과제 설명:
아래 데이터에서 "Give me the" 문구가 있는 줄부터 "ad-click-here-button[interactable]: CLICK HERE" 문구가 있는 줄까지를 '번호'와 '줄' 두 열의 마크다운 표로 바꾸어 쓰시오. 빈 줄과 그림은 답에 넣지 마시오.
---- 입력 데이터
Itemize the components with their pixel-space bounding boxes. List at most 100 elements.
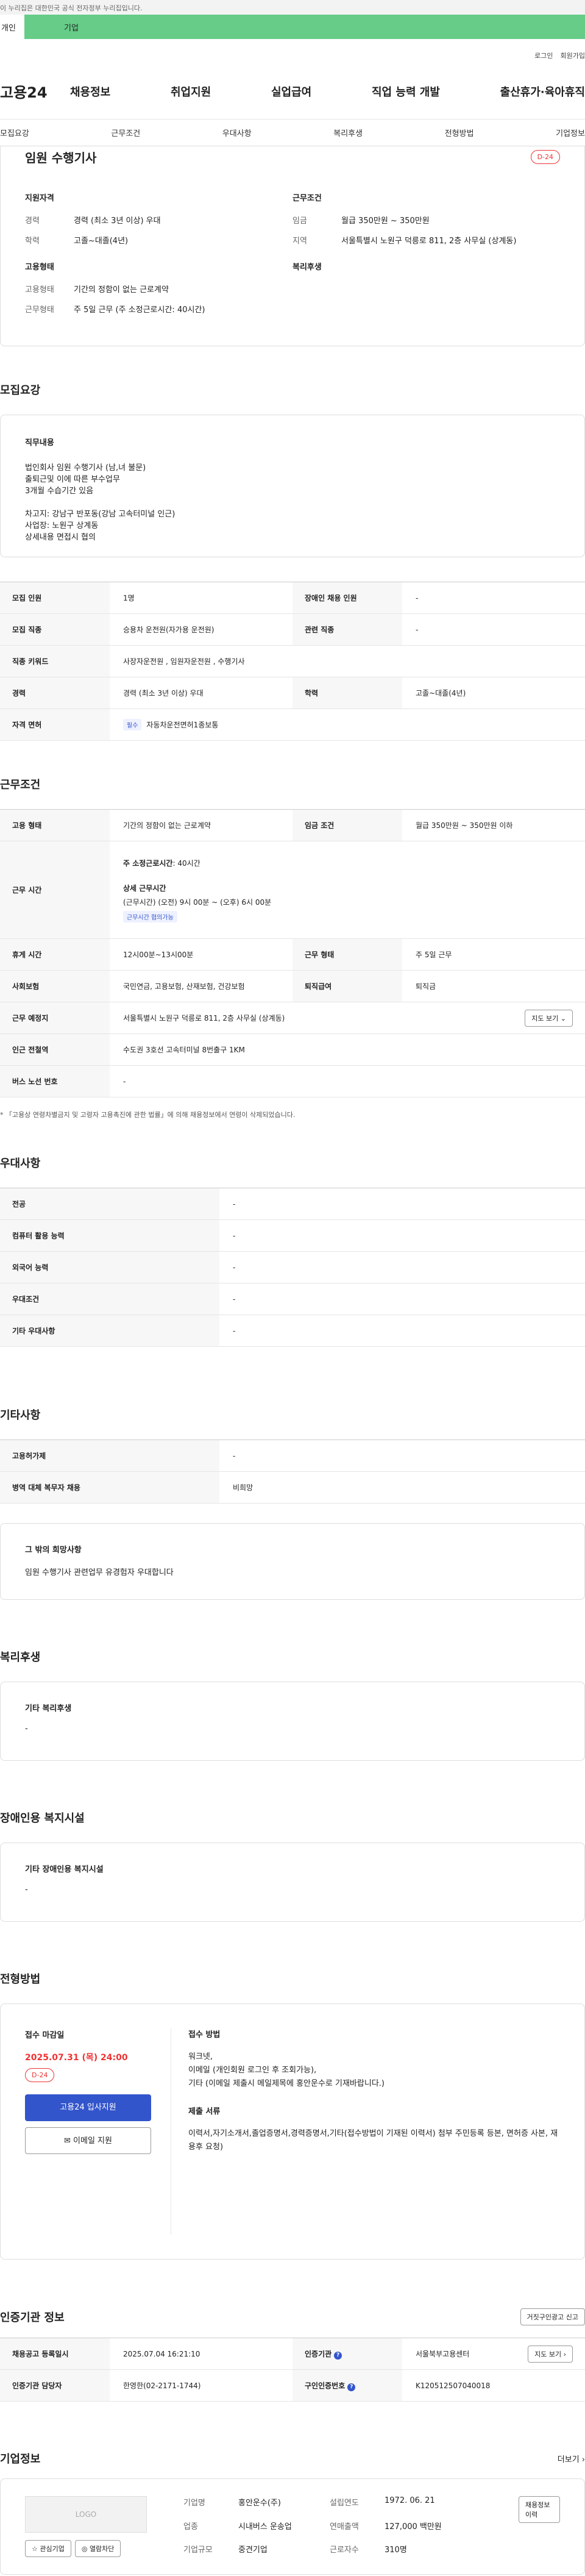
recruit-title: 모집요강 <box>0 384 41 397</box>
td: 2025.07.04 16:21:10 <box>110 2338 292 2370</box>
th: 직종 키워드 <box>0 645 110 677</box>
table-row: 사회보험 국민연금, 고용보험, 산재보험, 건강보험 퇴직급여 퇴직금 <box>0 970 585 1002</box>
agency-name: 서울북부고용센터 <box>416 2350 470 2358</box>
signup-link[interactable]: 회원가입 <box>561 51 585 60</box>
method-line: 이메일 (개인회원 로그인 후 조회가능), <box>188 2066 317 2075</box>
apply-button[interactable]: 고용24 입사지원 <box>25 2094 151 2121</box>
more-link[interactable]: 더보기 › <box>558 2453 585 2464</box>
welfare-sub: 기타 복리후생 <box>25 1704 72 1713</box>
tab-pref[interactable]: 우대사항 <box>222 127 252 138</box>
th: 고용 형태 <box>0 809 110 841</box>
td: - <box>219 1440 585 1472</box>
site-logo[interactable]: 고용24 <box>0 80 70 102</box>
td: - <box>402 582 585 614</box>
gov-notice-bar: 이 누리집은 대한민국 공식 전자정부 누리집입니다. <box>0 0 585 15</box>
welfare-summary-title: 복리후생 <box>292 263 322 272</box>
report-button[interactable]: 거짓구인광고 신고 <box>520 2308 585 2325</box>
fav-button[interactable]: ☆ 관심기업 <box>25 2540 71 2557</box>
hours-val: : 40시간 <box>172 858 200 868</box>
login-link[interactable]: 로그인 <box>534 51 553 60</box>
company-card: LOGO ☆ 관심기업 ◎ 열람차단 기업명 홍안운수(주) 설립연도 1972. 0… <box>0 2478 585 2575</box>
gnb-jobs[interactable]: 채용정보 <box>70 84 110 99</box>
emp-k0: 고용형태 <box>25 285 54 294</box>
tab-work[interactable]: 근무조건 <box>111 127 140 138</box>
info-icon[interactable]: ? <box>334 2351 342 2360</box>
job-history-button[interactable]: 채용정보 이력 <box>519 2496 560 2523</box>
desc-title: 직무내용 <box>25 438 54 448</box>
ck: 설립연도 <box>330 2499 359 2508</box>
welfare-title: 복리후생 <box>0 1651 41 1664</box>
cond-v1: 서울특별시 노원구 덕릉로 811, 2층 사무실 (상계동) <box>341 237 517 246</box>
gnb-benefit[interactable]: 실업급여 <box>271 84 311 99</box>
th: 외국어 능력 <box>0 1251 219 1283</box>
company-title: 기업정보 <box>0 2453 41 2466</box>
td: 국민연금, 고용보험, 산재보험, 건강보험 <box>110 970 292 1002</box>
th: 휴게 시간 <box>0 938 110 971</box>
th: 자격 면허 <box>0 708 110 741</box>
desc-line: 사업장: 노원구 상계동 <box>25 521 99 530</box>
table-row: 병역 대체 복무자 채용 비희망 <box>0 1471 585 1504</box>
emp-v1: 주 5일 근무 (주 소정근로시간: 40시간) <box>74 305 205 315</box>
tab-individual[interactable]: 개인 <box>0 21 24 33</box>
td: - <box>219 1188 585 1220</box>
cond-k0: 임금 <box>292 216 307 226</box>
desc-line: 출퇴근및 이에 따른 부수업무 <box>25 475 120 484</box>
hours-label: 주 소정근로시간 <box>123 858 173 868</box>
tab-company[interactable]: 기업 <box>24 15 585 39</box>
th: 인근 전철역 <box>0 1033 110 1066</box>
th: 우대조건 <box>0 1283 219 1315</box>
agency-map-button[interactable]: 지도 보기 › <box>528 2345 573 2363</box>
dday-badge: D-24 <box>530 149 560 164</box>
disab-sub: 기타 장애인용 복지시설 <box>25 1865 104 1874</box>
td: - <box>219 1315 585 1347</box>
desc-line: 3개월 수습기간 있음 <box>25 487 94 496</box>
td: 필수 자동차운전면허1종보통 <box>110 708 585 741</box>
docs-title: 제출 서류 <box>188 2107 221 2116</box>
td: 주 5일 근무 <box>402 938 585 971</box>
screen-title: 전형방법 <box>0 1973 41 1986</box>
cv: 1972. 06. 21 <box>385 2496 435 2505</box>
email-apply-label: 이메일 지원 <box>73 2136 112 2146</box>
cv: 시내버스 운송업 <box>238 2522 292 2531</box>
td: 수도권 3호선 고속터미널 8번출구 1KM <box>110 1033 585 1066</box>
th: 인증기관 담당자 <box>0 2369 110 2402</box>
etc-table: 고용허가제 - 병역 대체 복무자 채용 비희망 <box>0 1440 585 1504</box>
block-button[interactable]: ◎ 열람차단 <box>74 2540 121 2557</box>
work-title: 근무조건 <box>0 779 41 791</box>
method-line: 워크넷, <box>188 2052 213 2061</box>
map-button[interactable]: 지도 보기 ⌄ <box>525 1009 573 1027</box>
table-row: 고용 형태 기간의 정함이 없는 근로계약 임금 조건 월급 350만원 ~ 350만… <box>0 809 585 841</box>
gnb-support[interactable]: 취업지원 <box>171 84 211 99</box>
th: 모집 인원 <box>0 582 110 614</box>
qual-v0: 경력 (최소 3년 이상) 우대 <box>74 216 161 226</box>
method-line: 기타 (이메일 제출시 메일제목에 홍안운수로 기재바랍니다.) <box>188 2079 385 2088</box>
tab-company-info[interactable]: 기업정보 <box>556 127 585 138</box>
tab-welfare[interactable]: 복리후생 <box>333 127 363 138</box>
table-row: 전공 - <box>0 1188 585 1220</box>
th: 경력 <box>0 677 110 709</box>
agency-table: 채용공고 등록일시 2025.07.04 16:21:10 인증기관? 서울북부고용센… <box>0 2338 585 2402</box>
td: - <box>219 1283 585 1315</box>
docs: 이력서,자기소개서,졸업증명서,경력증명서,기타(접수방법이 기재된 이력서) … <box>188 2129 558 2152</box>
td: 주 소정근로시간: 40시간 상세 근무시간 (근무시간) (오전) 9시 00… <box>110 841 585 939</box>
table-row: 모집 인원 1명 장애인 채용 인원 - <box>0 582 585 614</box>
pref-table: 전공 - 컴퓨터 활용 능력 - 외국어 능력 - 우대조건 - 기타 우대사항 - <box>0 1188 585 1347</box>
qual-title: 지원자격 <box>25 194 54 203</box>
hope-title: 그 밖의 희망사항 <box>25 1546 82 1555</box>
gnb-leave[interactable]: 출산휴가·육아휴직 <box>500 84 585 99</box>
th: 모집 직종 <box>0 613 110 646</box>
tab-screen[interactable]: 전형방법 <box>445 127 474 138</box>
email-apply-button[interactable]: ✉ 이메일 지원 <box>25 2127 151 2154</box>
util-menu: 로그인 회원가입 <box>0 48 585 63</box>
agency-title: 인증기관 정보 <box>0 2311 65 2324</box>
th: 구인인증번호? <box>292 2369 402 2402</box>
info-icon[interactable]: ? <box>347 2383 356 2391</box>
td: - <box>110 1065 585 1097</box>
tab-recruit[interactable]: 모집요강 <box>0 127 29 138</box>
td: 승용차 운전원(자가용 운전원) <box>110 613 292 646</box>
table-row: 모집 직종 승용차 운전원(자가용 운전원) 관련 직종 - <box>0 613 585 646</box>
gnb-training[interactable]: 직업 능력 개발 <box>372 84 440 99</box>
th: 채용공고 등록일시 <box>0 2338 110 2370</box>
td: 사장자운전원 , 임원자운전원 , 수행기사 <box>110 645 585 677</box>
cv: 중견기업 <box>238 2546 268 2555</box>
--------
---- 입력 데이터
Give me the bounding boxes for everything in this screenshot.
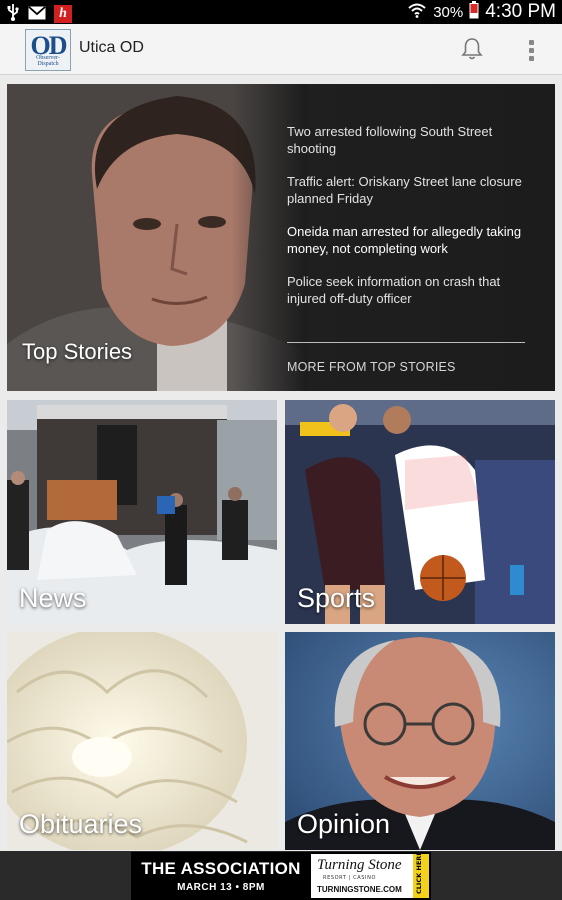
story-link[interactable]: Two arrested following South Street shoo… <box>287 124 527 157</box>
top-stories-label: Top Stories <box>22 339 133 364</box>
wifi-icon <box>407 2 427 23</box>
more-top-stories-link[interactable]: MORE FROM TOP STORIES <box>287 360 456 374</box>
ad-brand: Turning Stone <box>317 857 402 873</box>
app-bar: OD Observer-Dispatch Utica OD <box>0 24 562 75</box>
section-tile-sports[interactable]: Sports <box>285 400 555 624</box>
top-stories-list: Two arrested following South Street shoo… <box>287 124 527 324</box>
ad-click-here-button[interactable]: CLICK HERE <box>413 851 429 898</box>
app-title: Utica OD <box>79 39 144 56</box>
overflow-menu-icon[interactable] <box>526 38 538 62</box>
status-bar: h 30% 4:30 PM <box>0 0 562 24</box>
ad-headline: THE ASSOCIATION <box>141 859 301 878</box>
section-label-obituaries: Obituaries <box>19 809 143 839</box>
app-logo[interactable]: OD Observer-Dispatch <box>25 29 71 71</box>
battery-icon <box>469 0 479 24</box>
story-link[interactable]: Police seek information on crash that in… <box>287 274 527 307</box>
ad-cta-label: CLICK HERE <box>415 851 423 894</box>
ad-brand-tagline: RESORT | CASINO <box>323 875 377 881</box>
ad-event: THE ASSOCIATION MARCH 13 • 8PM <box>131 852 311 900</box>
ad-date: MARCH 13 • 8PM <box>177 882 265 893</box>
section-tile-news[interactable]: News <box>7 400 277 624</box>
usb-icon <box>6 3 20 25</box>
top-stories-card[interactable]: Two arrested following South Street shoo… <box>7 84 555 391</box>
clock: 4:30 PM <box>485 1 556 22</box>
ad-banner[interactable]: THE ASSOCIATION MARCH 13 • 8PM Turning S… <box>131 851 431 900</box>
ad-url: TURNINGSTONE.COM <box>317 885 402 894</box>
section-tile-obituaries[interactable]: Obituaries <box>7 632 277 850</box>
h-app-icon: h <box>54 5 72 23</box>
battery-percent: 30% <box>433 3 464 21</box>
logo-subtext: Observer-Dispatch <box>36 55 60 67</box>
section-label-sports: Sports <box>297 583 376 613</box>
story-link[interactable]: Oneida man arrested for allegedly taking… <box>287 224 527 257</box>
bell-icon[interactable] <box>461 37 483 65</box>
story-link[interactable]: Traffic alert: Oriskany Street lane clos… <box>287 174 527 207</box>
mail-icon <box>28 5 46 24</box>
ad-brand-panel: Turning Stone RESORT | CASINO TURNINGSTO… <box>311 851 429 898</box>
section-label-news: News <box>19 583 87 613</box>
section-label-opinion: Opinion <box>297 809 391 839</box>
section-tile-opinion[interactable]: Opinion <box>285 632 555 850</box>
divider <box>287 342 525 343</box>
--------
---- 입력 데이터
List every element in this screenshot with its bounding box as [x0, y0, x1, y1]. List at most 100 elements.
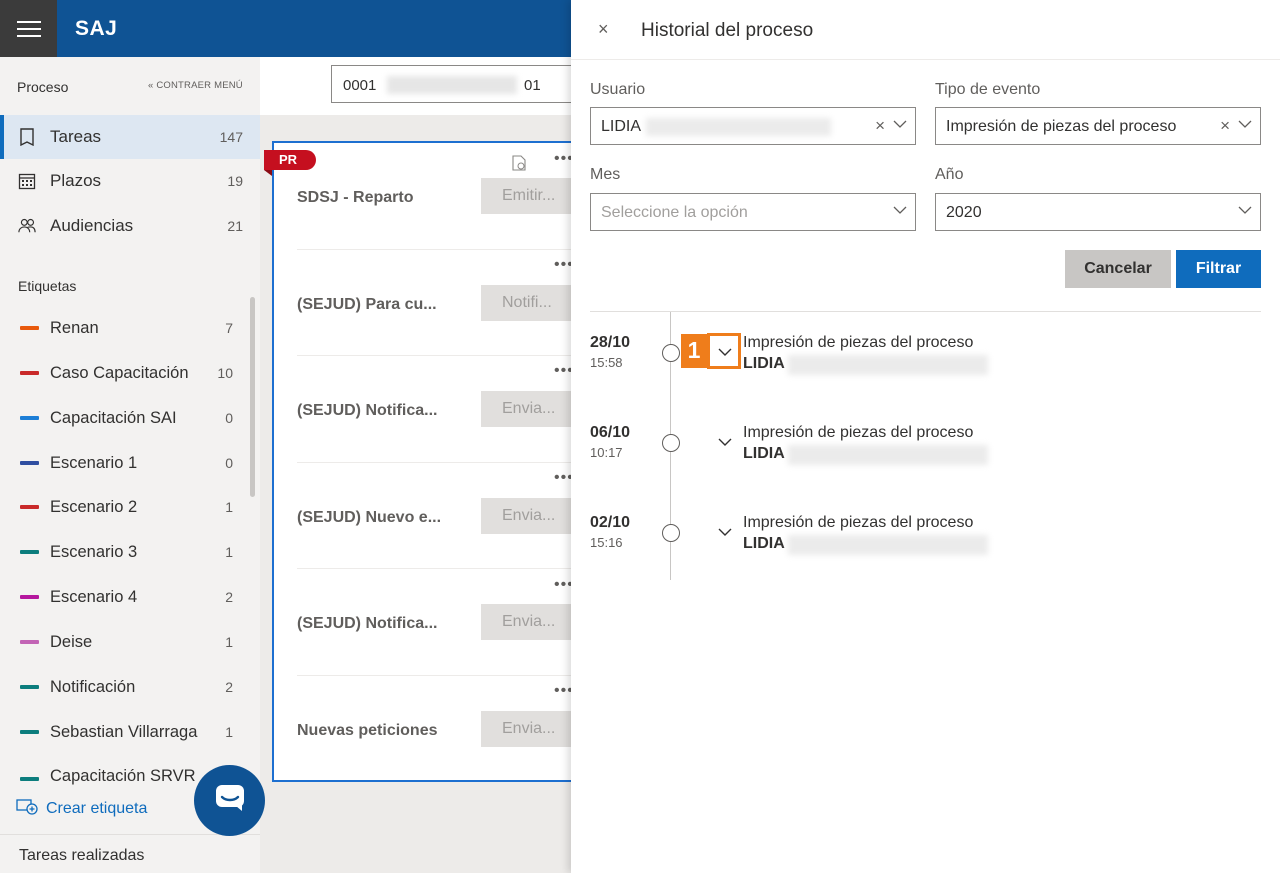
--------
전체 답안:
| 번호 | 줄 |
|---|---|
| 1 | Give me the bounding boxes for everything in this screenshot. |
| 2 | story-link[interactable]: Two arrested following South Street shoo… <box>287 124 527 157</box> |
| 3 | top-stories-label: Top Stories <box>22 339 133 364</box> |
| 4 | wifi-icon <box>407 2 427 23</box> |
| 5 | more-top-stories-link[interactable]: MORE FROM TOP STORIES <box>287 360 456 374</box> |
| 6 | ad-brand: Turning Stone <box>317 857 402 873</box> |
| 7 | app-bar: OD Observer-Dispatch Utica OD <box>0 24 562 75</box> |
| 8 | section-tile-sports[interactable]: Sports <box>285 400 555 624</box> |
| 9 | top-stories-list: Two arrested following South Street shoo… <box>287 124 527 324</box> |
| 10 | ad-click-here-button[interactable]: CLICK HERE <box>413 851 429 898</box> |